> **Set problem**
Could you write out the records below exactly as they appear?

* Begin Exercise material *

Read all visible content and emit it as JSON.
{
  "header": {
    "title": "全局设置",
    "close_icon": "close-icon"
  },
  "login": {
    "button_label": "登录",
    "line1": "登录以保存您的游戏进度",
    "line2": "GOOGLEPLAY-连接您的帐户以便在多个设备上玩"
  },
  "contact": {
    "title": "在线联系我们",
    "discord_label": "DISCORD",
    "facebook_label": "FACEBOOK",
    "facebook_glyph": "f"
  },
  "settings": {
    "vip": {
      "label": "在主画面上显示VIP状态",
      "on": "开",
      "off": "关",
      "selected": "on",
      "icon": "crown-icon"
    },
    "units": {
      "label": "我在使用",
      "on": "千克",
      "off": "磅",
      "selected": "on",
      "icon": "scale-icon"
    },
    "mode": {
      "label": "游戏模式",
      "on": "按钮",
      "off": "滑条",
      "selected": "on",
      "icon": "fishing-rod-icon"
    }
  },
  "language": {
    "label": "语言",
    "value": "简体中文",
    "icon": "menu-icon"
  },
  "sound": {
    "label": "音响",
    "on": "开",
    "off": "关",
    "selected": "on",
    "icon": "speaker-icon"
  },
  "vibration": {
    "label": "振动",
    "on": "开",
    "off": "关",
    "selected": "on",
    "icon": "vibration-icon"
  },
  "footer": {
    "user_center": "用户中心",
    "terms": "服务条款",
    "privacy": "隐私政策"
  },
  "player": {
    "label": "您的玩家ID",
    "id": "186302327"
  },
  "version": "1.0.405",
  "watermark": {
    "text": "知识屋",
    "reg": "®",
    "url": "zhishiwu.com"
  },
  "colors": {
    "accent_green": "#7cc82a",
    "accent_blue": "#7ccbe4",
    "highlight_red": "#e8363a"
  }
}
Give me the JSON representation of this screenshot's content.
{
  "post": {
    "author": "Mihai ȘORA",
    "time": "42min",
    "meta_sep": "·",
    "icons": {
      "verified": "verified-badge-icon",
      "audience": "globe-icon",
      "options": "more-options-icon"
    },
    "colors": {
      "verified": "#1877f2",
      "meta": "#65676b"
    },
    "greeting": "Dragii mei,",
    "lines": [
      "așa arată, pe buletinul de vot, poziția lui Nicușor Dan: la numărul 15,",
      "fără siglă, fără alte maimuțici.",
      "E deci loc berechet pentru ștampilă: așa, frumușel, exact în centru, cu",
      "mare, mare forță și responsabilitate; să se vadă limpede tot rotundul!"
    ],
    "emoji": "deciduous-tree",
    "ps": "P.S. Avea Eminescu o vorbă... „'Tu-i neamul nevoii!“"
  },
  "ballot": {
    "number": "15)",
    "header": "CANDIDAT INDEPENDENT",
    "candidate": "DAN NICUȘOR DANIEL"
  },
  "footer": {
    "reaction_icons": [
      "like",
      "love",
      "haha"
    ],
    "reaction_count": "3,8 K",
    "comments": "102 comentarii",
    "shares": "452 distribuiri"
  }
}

* End Exercise material *

> **Task answer**
Read all visible content and emit it as JSON.
{
  "header": {
    "title": "全局设置",
    "close_icon": "close-icon"
  },
  "login": {
    "button_label": "登录",
    "line1": "登录以保存您的游戏进度",
    "line2": "GOOGLEPLAY-连接您的帐户以便在多个设备上玩"
  },
  "contact": {
    "title": "在线联系我们",
    "discord_label": "DISCORD",
    "facebook_label": "FACEBOOK",
    "facebook_glyph": "f"
  },
  "settings": {
    "vip": {
      "label": "在主画面上显示VIP状态",
      "on": "开",
      "off": "关",
      "selected": "on",
      "icon": "crown-icon"
    },
    "units": {
      "label": "我在使用",
      "on": "千克",
      "off": "磅",
      "selected": "on",
      "icon": "scale-icon"
    },
    "mode": {
      "label": "游戏模式",
      "on": "按钮",
      "off": "滑条",
      "selected": "on",
      "icon": "fishing-rod-icon"
    }
  },
  "language": {
    "label": "语言",
    "value": "简体中文",
    "icon": "menu-icon"
  },
  "sound": {
    "label": "音响",
    "on": "开",
    "off": "关",
    "selected": "on",
    "icon": "speaker-icon"
  },
  "vibration": {
    "label": "振动",
    "on": "开",
    "off": "关",
    "selected": "on",
    "icon": "vibration-icon"
  },
  "footer": {
    "user_center": "用户中心",
    "terms": "服务条款",
    "privacy": "隐私政策"
  },
  "player": {
    "label": "您的玩家ID",
    "id": "186302327"
  },
  "version": "1.0.405",
  "watermark": {
    "text": "知识屋",
    "reg": "®",
    "url": "zhishiwu.com"
  },
  "colors": {
    "accent_green": "#7cc82a",
    "accent_blue": "#7ccbe4",
    "highlight_red": "#e8363a"
  }
}
Give me the JSON representation of this screenshot's content.
{
  "post": {
    "author": "Mihai ȘORA",
    "time": "42min",
    "meta_sep": "·",
    "icons": {
      "verified": "verified-badge-icon",
      "audience": "globe-icon",
      "options": "more-options-icon"
    },
    "colors": {
      "verified": "#1877f2",
      "meta": "#65676b"
    },
    "greeting": "Dragii mei,",
    "lines": [
      "așa arată, pe buletinul de vot, poziția lui Nicușor Dan: la numărul 15,",
      "fără siglă, fără alte maimuțici.",
      "E deci loc berechet pentru ștampilă: așa, frumușel, exact în centru, cu",
      "mare, mare forță și responsabilitate; să se vadă limpede tot rotundul!"
    ],
    "emoji": "deciduous-tree",
    "ps": "P.S. Avea Eminescu o vorbă... „'Tu-i neamul nevoii!“"
  },
  "ballot": {
    "number": "15)",
    "header": "CANDIDAT INDEPENDENT",
    "candidate": "DAN NICUȘOR DANIEL"
  },
  "footer": {
    "reaction_icons": [
      "like",
      "love",
      "haha"
    ],
    "reaction_count": "3,8 K",
    "comments": "102 comentarii",
    "shares": "452 distribuiri"
  }
}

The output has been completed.